Records from a collection:

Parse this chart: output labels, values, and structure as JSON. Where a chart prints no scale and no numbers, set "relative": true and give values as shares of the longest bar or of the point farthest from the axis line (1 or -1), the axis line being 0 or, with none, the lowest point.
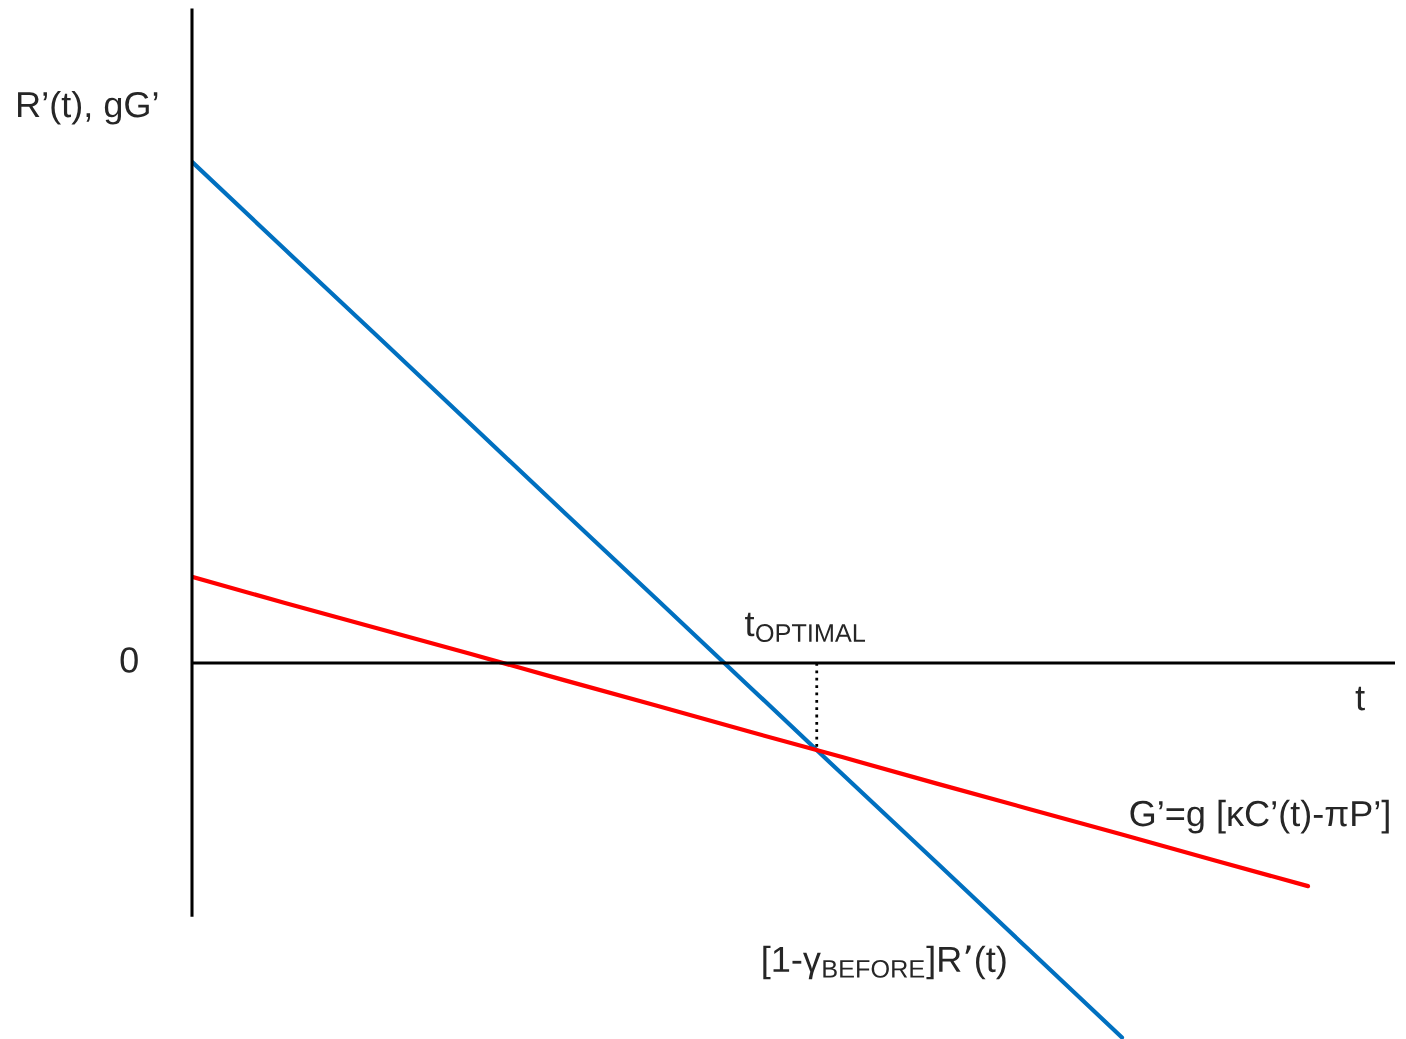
{
  "chart_data": {
    "type": "line",
    "relative": true,
    "ylabel": "R’(t), gG’",
    "xlabel": "t",
    "categories": [
      null,
      null,
      null,
      null,
      null,
      null,
      null,
      null,
      null,
      null,
      null,
      null,
      null
    ],
    "series": [
      {
        "name": "[1-γ$_{BEFORE}$]R’(t)",
        "color": "#0070c0",
        "values": [
          1,
          0.825,
          0.651,
          0.476,
          0.301,
          0.127,
          -0.048,
          -0.223,
          -0.397,
          -0.572,
          -0.747,
          null,
          null
        ]
      },
      {
        "name": "G’=g [κC’(t)-πP’]",
        "color": "#ff0000",
        "values": [
          0.172,
          0.12,
          0.069,
          0.018,
          -0.034,
          -0.085,
          -0.137,
          -0.188,
          -0.24,
          -0.291,
          -0.342,
          -0.394,
          -0.445
        ]
      }
    ],
    "annotations": [
      "0",
      "t$_{OPTIMAL}$"
    ],
    "marker": "none",
    "line_style": "solid"
  }
}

◆ **What you should do**: Print each record exactly as it stands, leaving the images out.

◆ **Reply**:
Parse this chart: output labels, values, and structure as JSON. Where a chart prints no scale and no numbers, set "relative": true and give values as shares of the longest bar or of the point farthest from the axis line (1 or -1), the axis line being 0 or, with none, the lowest point.
{
  "chart_data": {
    "type": "line",
    "relative": true,
    "ylabel": "R’(t), gG’",
    "xlabel": "t",
    "categories": [
      null,
      null,
      null,
      null,
      null,
      null,
      null,
      null,
      null,
      null,
      null,
      null,
      null
    ],
    "series": [
      {
        "name": "[1-γ$_{BEFORE}$]R’(t)",
        "color": "#0070c0",
        "values": [
          1,
          0.825,
          0.651,
          0.476,
          0.301,
          0.127,
          -0.048,
          -0.223,
          -0.397,
          -0.572,
          -0.747,
          null,
          null
        ]
      },
      {
        "name": "G’=g [κC’(t)-πP’]",
        "color": "#ff0000",
        "values": [
          0.172,
          0.12,
          0.069,
          0.018,
          -0.034,
          -0.085,
          -0.137,
          -0.188,
          -0.24,
          -0.291,
          -0.342,
          -0.394,
          -0.445
        ]
      }
    ],
    "annotations": [
      "0",
      "t$_{OPTIMAL}$"
    ],
    "marker": "none",
    "line_style": "solid"
  }
}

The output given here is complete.